(REQUIRED WORK): Repeat each line of the material below exactly as it appears, minus any pictures.

Extracted data entries:
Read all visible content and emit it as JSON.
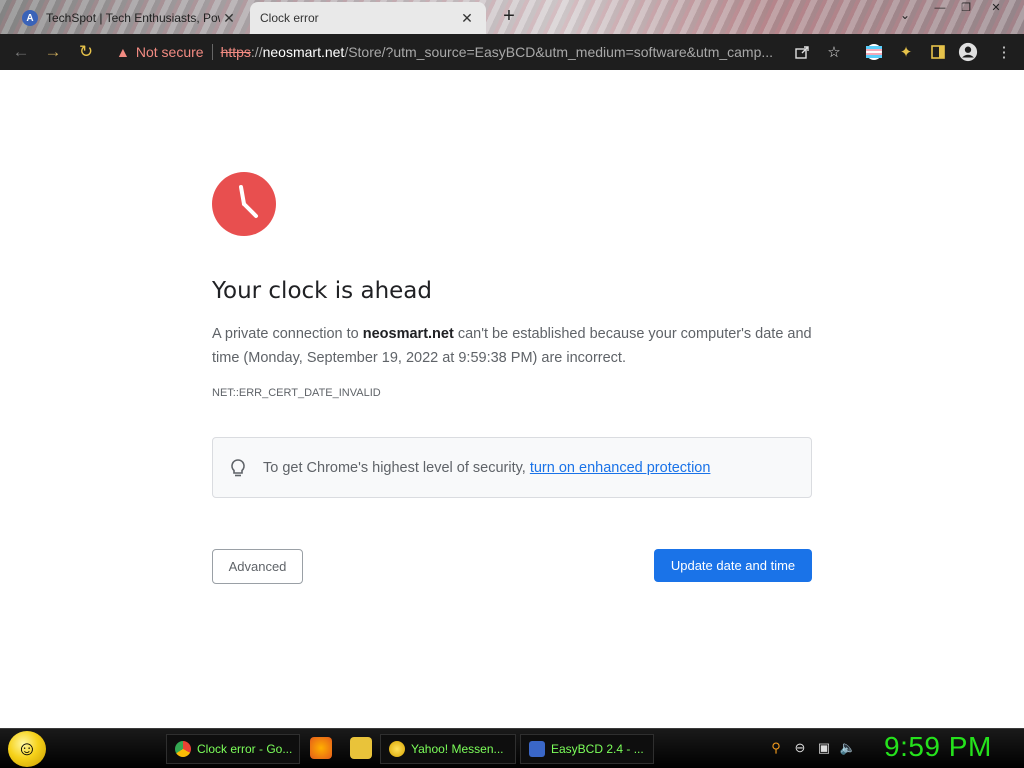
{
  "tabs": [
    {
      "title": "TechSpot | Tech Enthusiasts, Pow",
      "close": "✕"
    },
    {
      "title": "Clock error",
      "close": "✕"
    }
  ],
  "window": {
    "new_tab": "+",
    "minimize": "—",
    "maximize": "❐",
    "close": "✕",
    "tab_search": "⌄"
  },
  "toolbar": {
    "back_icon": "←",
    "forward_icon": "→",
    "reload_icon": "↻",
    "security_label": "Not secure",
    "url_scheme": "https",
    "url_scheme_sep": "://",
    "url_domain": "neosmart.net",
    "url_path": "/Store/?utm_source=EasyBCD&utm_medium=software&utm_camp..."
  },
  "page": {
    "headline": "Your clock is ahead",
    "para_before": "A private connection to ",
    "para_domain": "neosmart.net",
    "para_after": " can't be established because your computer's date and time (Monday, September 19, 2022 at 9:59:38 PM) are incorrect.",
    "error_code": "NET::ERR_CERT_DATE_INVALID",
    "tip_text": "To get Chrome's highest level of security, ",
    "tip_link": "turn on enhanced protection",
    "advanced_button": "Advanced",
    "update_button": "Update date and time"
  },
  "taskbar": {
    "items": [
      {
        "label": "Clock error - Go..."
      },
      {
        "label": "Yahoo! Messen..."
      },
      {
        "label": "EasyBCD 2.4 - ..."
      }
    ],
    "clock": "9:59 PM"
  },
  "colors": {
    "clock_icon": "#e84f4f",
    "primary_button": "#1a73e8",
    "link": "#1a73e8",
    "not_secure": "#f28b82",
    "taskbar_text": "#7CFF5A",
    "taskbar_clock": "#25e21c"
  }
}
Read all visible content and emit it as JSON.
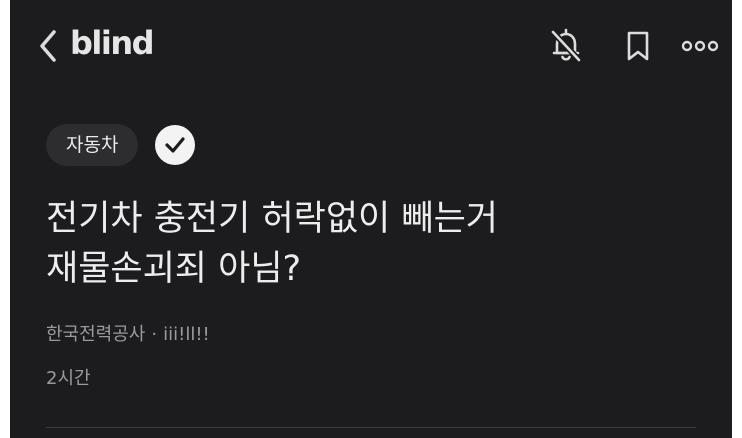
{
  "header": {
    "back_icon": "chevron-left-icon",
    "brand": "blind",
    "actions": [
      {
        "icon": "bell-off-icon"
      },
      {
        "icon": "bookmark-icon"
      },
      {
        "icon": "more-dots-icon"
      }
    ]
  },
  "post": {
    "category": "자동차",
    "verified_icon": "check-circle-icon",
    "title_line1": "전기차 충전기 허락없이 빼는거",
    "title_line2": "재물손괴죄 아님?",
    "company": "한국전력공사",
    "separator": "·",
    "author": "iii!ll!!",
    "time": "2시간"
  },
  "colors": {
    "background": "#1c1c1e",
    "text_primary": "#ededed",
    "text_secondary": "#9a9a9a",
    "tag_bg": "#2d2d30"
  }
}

(ANSWER BELOW):
Read all visible content and emit it as JSON.
{
  "tabs": [
    {
      "title": "TechSpot | Tech Enthusiasts, Pow",
      "close": "✕"
    },
    {
      "title": "Clock error",
      "close": "✕"
    }
  ],
  "window": {
    "new_tab": "+",
    "minimize": "—",
    "maximize": "❐",
    "close": "✕",
    "tab_search": "⌄"
  },
  "toolbar": {
    "back_icon": "←",
    "forward_icon": "→",
    "reload_icon": "↻",
    "security_label": "Not secure",
    "url_scheme": "https",
    "url_scheme_sep": "://",
    "url_domain": "neosmart.net",
    "url_path": "/Store/?utm_source=EasyBCD&utm_medium=software&utm_camp..."
  },
  "page": {
    "headline": "Your clock is ahead",
    "para_before": "A private connection to ",
    "para_domain": "neosmart.net",
    "para_after": " can't be established because your computer's date and time (Monday, September 19, 2022 at 9:59:38 PM) are incorrect.",
    "error_code": "NET::ERR_CERT_DATE_INVALID",
    "tip_text": "To get Chrome's highest level of security, ",
    "tip_link": "turn on enhanced protection",
    "advanced_button": "Advanced",
    "update_button": "Update date and time"
  },
  "taskbar": {
    "items": [
      {
        "label": "Clock error - Go..."
      },
      {
        "label": "Yahoo! Messen..."
      },
      {
        "label": "EasyBCD 2.4 - ..."
      }
    ],
    "clock": "9:59 PM"
  },
  "colors": {
    "clock_icon": "#e84f4f",
    "primary_button": "#1a73e8",
    "link": "#1a73e8",
    "not_secure": "#f28b82",
    "taskbar_text": "#7CFF5A",
    "taskbar_clock": "#25e21c"
  }
}
Read all visible content and emit it as JSON.
{
  "header": {
    "back_icon": "chevron-left-icon",
    "brand": "blind",
    "actions": [
      {
        "icon": "bell-off-icon"
      },
      {
        "icon": "bookmark-icon"
      },
      {
        "icon": "more-dots-icon"
      }
    ]
  },
  "post": {
    "category": "자동차",
    "verified_icon": "check-circle-icon",
    "title_line1": "전기차 충전기 허락없이 빼는거",
    "title_line2": "재물손괴죄 아님?",
    "company": "한국전력공사",
    "separator": "·",
    "author": "iii!ll!!",
    "time": "2시간"
  },
  "colors": {
    "background": "#1c1c1e",
    "text_primary": "#ededed",
    "text_secondary": "#9a9a9a",
    "tag_bg": "#2d2d30"
  }
}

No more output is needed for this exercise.